■ **DIRECTION**
Reproduce every one of the following entries word for word, keeping each line unchanged.

^^^^^^^^

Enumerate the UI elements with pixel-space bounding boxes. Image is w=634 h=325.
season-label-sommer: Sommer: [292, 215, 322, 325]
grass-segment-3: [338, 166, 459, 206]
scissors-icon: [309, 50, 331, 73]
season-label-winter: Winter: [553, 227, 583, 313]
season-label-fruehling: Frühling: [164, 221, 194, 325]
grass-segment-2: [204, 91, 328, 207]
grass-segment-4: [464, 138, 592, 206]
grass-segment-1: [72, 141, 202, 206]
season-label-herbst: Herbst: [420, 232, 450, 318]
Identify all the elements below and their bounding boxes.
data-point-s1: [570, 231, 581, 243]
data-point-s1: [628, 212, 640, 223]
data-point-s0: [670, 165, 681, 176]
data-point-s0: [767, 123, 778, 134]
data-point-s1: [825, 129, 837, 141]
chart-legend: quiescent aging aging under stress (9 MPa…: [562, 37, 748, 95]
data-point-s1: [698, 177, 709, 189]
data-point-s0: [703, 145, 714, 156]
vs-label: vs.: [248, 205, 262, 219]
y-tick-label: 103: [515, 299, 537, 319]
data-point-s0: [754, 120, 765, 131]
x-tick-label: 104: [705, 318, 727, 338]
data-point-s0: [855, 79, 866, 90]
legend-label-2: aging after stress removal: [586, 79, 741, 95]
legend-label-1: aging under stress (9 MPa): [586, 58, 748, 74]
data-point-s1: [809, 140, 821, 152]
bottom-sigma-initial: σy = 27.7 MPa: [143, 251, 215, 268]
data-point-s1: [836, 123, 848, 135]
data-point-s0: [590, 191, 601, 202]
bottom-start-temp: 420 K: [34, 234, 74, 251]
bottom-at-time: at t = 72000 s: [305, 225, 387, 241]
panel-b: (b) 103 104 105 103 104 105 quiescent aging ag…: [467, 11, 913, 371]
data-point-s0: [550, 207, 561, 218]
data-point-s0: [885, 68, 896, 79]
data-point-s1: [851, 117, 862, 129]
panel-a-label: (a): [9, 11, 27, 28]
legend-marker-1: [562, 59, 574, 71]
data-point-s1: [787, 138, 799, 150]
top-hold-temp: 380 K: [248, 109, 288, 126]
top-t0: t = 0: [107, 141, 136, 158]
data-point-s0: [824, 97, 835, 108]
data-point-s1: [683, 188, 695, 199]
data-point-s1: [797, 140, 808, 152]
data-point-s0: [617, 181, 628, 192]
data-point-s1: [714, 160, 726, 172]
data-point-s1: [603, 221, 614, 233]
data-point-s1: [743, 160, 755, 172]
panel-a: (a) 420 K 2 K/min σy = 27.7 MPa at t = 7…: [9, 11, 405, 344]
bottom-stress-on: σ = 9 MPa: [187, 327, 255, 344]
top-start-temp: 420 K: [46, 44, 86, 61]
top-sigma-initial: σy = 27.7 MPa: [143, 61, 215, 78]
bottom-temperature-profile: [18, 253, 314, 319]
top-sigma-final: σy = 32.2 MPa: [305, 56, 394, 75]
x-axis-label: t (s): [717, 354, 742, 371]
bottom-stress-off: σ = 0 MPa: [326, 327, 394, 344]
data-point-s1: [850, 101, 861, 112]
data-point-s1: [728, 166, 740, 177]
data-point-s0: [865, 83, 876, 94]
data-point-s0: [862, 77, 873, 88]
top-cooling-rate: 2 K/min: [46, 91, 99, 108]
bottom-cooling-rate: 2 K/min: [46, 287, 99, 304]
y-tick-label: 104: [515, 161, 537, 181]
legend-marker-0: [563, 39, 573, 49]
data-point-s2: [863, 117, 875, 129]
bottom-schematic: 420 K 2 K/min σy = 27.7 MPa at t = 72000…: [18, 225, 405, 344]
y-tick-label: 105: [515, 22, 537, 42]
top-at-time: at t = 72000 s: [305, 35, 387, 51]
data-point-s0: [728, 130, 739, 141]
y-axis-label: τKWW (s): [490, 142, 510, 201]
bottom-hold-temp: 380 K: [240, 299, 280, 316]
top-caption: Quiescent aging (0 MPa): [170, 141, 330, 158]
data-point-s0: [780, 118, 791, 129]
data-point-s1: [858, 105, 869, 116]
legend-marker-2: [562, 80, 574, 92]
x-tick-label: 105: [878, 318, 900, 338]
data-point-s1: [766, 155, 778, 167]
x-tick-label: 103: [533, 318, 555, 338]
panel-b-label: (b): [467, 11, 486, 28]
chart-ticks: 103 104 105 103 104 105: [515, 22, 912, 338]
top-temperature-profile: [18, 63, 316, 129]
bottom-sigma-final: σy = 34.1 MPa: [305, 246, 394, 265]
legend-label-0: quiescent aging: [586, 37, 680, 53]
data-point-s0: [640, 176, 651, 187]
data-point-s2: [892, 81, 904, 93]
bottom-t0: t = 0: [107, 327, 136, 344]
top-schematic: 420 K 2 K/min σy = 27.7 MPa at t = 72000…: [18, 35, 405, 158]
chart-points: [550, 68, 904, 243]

^^^^^^^^

■ **OUTPUT OF THE TASK**
Enumerate the UI elements with pixel-space bounding boxes. Image is w=634 h=325.
season-label-sommer: Sommer: [292, 215, 322, 325]
grass-segment-3: [338, 166, 459, 206]
scissors-icon: [309, 50, 331, 73]
season-label-winter: Winter: [553, 227, 583, 313]
season-label-fruehling: Frühling: [164, 221, 194, 325]
grass-segment-2: [204, 91, 328, 207]
grass-segment-4: [464, 138, 592, 206]
grass-segment-1: [72, 141, 202, 206]
season-label-herbst: Herbst: [420, 232, 450, 318]
Identify all the elements below and their bounding boxes.
data-point-s1: [570, 231, 581, 243]
data-point-s1: [628, 212, 640, 223]
data-point-s0: [670, 165, 681, 176]
data-point-s0: [767, 123, 778, 134]
data-point-s1: [825, 129, 837, 141]
chart-legend: quiescent aging aging under stress (9 MPa…: [562, 37, 748, 95]
data-point-s1: [698, 177, 709, 189]
data-point-s0: [703, 145, 714, 156]
vs-label: vs.: [248, 205, 262, 219]
y-tick-label: 103: [515, 299, 537, 319]
data-point-s0: [754, 120, 765, 131]
x-tick-label: 104: [705, 318, 727, 338]
data-point-s0: [855, 79, 866, 90]
legend-label-2: aging after stress removal: [586, 79, 741, 95]
legend-label-1: aging under stress (9 MPa): [586, 58, 748, 74]
data-point-s1: [809, 140, 821, 152]
bottom-sigma-initial: σy = 27.7 MPa: [143, 251, 215, 268]
data-point-s1: [836, 123, 848, 135]
data-point-s0: [590, 191, 601, 202]
bottom-start-temp: 420 K: [34, 234, 74, 251]
bottom-at-time: at t = 72000 s: [305, 225, 387, 241]
panel-b: (b) 103 104 105 103 104 105 quiescent aging ag…: [467, 11, 913, 371]
data-point-s0: [550, 207, 561, 218]
data-point-s0: [885, 68, 896, 79]
data-point-s1: [851, 117, 862, 129]
panel-a-label: (a): [9, 11, 27, 28]
legend-marker-1: [562, 59, 574, 71]
data-point-s1: [787, 138, 799, 150]
top-hold-temp: 380 K: [248, 109, 288, 126]
top-t0: t = 0: [107, 141, 136, 158]
data-point-s0: [824, 97, 835, 108]
data-point-s1: [683, 188, 695, 199]
data-point-s1: [797, 140, 808, 152]
data-point-s0: [617, 181, 628, 192]
data-point-s1: [714, 160, 726, 172]
data-point-s1: [603, 221, 614, 233]
data-point-s1: [743, 160, 755, 172]
panel-a: (a) 420 K 2 K/min σy = 27.7 MPa at t = 7…: [9, 11, 405, 344]
bottom-stress-on: σ = 9 MPa: [187, 327, 255, 344]
top-start-temp: 420 K: [46, 44, 86, 61]
top-sigma-initial: σy = 27.7 MPa: [143, 61, 215, 78]
bottom-temperature-profile: [18, 253, 314, 319]
top-sigma-final: σy = 32.2 MPa: [305, 56, 394, 75]
x-axis-label: t (s): [717, 354, 742, 371]
bottom-stress-off: σ = 0 MPa: [326, 327, 394, 344]
data-point-s1: [850, 101, 861, 112]
data-point-s1: [728, 166, 740, 177]
data-point-s0: [865, 83, 876, 94]
data-point-s0: [862, 77, 873, 88]
top-cooling-rate: 2 K/min: [46, 91, 99, 108]
bottom-cooling-rate: 2 K/min: [46, 287, 99, 304]
y-tick-label: 104: [515, 161, 537, 181]
legend-marker-0: [563, 39, 573, 49]
data-point-s2: [863, 117, 875, 129]
bottom-schematic: 420 K 2 K/min σy = 27.7 MPa at t = 72000…: [18, 225, 405, 344]
y-tick-label: 105: [515, 22, 537, 42]
top-at-time: at t = 72000 s: [305, 35, 387, 51]
data-point-s0: [728, 130, 739, 141]
y-axis-label: τKWW (s): [490, 142, 510, 201]
bottom-hold-temp: 380 K: [240, 299, 280, 316]
top-caption: Quiescent aging (0 MPa): [170, 141, 330, 158]
data-point-s0: [780, 118, 791, 129]
data-point-s1: [858, 105, 869, 116]
legend-marker-2: [562, 80, 574, 92]
x-tick-label: 105: [878, 318, 900, 338]
data-point-s1: [766, 155, 778, 167]
x-tick-label: 103: [533, 318, 555, 338]
panel-b-label: (b): [467, 11, 486, 28]
chart-ticks: 103 104 105 103 104 105: [515, 22, 912, 338]
top-temperature-profile: [18, 63, 316, 129]
bottom-sigma-final: σy = 34.1 MPa: [305, 246, 394, 265]
legend-label-0: quiescent aging: [586, 37, 680, 53]
data-point-s0: [640, 176, 651, 187]
data-point-s2: [892, 81, 904, 93]
bottom-t0: t = 0: [107, 327, 136, 344]
top-schematic: 420 K 2 K/min σy = 27.7 MPa at t = 72000…: [18, 35, 405, 158]
chart-points: [550, 68, 904, 243]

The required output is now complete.